ENTRIES SUPPLIED -
-*-
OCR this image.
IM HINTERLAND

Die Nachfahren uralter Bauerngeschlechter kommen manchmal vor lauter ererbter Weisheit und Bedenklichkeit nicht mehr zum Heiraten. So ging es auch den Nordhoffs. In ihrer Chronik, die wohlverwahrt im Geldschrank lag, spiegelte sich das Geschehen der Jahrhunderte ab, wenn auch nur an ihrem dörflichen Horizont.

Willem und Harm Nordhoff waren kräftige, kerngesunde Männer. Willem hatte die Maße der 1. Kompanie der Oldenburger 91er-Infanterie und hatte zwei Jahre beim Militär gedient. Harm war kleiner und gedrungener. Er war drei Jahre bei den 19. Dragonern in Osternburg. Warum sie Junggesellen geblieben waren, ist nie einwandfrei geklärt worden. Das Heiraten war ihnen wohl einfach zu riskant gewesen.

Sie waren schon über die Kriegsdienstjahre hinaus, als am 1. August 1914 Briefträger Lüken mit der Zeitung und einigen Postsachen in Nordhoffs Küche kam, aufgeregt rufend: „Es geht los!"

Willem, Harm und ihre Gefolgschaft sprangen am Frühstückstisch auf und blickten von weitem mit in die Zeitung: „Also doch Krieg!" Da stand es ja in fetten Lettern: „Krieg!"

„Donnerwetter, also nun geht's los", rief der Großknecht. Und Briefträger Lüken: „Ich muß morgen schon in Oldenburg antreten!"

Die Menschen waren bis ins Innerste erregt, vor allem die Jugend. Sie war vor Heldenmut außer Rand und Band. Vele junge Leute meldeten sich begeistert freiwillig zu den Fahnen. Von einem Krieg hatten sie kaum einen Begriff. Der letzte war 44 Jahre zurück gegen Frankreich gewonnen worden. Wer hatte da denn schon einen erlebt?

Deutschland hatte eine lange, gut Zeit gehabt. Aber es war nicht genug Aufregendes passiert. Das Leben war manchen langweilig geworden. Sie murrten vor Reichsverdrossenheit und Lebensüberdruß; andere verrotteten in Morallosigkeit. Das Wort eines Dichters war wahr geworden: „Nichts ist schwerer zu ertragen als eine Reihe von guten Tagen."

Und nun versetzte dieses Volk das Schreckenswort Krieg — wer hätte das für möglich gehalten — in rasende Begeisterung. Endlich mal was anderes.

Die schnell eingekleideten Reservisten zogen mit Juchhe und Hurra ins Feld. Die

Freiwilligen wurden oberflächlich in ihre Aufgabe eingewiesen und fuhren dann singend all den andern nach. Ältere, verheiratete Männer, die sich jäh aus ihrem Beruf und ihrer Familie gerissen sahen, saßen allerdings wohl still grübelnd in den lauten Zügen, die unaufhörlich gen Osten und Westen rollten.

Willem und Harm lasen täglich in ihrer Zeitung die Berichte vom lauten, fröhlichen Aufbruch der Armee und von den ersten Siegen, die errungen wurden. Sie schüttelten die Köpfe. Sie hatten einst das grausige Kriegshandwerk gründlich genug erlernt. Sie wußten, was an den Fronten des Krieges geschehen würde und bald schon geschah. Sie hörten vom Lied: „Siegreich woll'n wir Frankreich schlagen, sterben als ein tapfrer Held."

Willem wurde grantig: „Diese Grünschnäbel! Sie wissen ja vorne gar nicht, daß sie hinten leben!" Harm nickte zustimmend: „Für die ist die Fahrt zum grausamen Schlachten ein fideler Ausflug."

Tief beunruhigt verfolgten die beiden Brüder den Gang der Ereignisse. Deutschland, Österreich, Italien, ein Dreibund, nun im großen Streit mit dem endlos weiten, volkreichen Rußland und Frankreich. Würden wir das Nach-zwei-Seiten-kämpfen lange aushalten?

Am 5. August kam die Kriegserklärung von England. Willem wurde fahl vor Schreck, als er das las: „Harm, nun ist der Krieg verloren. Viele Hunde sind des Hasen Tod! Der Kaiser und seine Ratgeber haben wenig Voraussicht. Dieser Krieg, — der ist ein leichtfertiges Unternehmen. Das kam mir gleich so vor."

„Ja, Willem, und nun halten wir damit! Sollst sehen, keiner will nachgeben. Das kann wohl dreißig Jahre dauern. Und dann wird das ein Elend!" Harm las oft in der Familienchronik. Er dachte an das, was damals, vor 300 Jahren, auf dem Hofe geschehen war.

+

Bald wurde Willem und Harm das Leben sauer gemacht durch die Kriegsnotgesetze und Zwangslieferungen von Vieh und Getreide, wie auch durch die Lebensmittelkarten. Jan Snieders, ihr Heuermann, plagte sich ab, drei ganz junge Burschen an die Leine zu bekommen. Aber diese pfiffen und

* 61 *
-*-
WHAT IS BEING ASKED -
State how many lines of the listing include "Deutschland", and nothing more.

COMPLETE ANSWER -
2